## Instruction
Write every record out again exactly as given.

## Begin

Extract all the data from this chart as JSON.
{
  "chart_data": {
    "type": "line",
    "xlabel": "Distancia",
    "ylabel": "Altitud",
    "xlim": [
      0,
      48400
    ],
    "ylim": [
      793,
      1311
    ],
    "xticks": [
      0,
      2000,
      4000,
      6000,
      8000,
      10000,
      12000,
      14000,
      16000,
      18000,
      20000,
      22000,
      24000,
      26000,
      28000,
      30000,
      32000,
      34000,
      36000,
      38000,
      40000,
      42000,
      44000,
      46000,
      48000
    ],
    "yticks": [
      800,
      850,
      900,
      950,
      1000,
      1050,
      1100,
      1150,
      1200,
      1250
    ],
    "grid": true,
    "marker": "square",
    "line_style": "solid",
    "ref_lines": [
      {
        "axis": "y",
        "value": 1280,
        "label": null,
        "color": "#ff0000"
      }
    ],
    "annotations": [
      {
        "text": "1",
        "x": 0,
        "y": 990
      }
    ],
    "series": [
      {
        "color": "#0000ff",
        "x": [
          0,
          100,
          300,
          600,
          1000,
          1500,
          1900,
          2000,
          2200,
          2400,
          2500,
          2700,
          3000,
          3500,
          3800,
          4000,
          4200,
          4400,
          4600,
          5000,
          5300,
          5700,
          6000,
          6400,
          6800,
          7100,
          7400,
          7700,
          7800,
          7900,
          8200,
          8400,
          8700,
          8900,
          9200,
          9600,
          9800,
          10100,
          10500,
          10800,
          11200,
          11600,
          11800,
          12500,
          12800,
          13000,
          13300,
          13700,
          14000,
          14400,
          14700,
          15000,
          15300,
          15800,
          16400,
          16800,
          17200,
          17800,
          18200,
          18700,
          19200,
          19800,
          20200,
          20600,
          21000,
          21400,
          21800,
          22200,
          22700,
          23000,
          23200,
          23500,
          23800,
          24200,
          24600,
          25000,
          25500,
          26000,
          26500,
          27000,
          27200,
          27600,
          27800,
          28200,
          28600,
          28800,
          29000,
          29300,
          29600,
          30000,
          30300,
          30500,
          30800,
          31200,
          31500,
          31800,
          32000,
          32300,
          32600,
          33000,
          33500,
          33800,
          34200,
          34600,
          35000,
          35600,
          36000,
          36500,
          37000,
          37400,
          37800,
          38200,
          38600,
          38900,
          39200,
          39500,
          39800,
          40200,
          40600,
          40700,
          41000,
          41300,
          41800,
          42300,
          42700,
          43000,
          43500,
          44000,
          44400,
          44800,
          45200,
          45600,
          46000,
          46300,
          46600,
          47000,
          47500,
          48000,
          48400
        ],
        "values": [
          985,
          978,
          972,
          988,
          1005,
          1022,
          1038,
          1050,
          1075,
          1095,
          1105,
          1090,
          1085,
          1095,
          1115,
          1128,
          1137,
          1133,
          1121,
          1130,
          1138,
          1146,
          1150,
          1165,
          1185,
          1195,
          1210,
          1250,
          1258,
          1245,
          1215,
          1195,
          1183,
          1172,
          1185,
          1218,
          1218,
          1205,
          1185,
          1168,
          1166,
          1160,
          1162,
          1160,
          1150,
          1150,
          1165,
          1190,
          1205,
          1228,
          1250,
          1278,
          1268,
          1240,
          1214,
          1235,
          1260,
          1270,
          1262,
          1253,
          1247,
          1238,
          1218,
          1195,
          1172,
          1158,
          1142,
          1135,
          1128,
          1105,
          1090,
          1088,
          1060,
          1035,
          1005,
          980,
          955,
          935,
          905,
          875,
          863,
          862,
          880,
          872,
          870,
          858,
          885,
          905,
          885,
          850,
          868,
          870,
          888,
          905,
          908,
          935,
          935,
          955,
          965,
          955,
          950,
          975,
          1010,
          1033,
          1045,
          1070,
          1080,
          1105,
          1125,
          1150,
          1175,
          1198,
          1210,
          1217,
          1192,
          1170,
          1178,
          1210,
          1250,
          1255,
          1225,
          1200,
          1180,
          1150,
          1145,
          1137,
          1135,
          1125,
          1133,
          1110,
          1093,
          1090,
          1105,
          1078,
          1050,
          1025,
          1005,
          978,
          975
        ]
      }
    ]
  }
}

## End

## Exercise output
Extract all the data from this chart as JSON.
{
  "chart_data": {
    "type": "line",
    "xlabel": "Distancia",
    "ylabel": "Altitud",
    "xlim": [
      0,
      48400
    ],
    "ylim": [
      793,
      1311
    ],
    "xticks": [
      0,
      2000,
      4000,
      6000,
      8000,
      10000,
      12000,
      14000,
      16000,
      18000,
      20000,
      22000,
      24000,
      26000,
      28000,
      30000,
      32000,
      34000,
      36000,
      38000,
      40000,
      42000,
      44000,
      46000,
      48000
    ],
    "yticks": [
      800,
      850,
      900,
      950,
      1000,
      1050,
      1100,
      1150,
      1200,
      1250
    ],
    "grid": true,
    "marker": "square",
    "line_style": "solid",
    "ref_lines": [
      {
        "axis": "y",
        "value": 1280,
        "label": null,
        "color": "#ff0000"
      }
    ],
    "annotations": [
      {
        "text": "1",
        "x": 0,
        "y": 990
      }
    ],
    "series": [
      {
        "color": "#0000ff",
        "x": [
          0,
          100,
          300,
          600,
          1000,
          1500,
          1900,
          2000,
          2200,
          2400,
          2500,
          2700,
          3000,
          3500,
          3800,
          4000,
          4200,
          4400,
          4600,
          5000,
          5300,
          5700,
          6000,
          6400,
          6800,
          7100,
          7400,
          7700,
          7800,
          7900,
          8200,
          8400,
          8700,
          8900,
          9200,
          9600,
          9800,
          10100,
          10500,
          10800,
          11200,
          11600,
          11800,
          12500,
          12800,
          13000,
          13300,
          13700,
          14000,
          14400,
          14700,
          15000,
          15300,
          15800,
          16400,
          16800,
          17200,
          17800,
          18200,
          18700,
          19200,
          19800,
          20200,
          20600,
          21000,
          21400,
          21800,
          22200,
          22700,
          23000,
          23200,
          23500,
          23800,
          24200,
          24600,
          25000,
          25500,
          26000,
          26500,
          27000,
          27200,
          27600,
          27800,
          28200,
          28600,
          28800,
          29000,
          29300,
          29600,
          30000,
          30300,
          30500,
          30800,
          31200,
          31500,
          31800,
          32000,
          32300,
          32600,
          33000,
          33500,
          33800,
          34200,
          34600,
          35000,
          35600,
          36000,
          36500,
          37000,
          37400,
          37800,
          38200,
          38600,
          38900,
          39200,
          39500,
          39800,
          40200,
          40600,
          40700,
          41000,
          41300,
          41800,
          42300,
          42700,
          43000,
          43500,
          44000,
          44400,
          44800,
          45200,
          45600,
          46000,
          46300,
          46600,
          47000,
          47500,
          48000,
          48400
        ],
        "values": [
          985,
          978,
          972,
          988,
          1005,
          1022,
          1038,
          1050,
          1075,
          1095,
          1105,
          1090,
          1085,
          1095,
          1115,
          1128,
          1137,
          1133,
          1121,
          1130,
          1138,
          1146,
          1150,
          1165,
          1185,
          1195,
          1210,
          1250,
          1258,
          1245,
          1215,
          1195,
          1183,
          1172,
          1185,
          1218,
          1218,
          1205,
          1185,
          1168,
          1166,
          1160,
          1162,
          1160,
          1150,
          1150,
          1165,
          1190,
          1205,
          1228,
          1250,
          1278,
          1268,
          1240,
          1214,
          1235,
          1260,
          1270,
          1262,
          1253,
          1247,
          1238,
          1218,
          1195,
          1172,
          1158,
          1142,
          1135,
          1128,
          1105,
          1090,
          1088,
          1060,
          1035,
          1005,
          980,
          955,
          935,
          905,
          875,
          863,
          862,
          880,
          872,
          870,
          858,
          885,
          905,
          885,
          850,
          868,
          870,
          888,
          905,
          908,
          935,
          935,
          955,
          965,
          955,
          950,
          975,
          1010,
          1033,
          1045,
          1070,
          1080,
          1105,
          1125,
          1150,
          1175,
          1198,
          1210,
          1217,
          1192,
          1170,
          1178,
          1210,
          1250,
          1255,
          1225,
          1200,
          1180,
          1150,
          1145,
          1137,
          1135,
          1125,
          1133,
          1110,
          1093,
          1090,
          1105,
          1078,
          1050,
          1025,
          1005,
          978,
          975
        ]
      }
    ]
  }
}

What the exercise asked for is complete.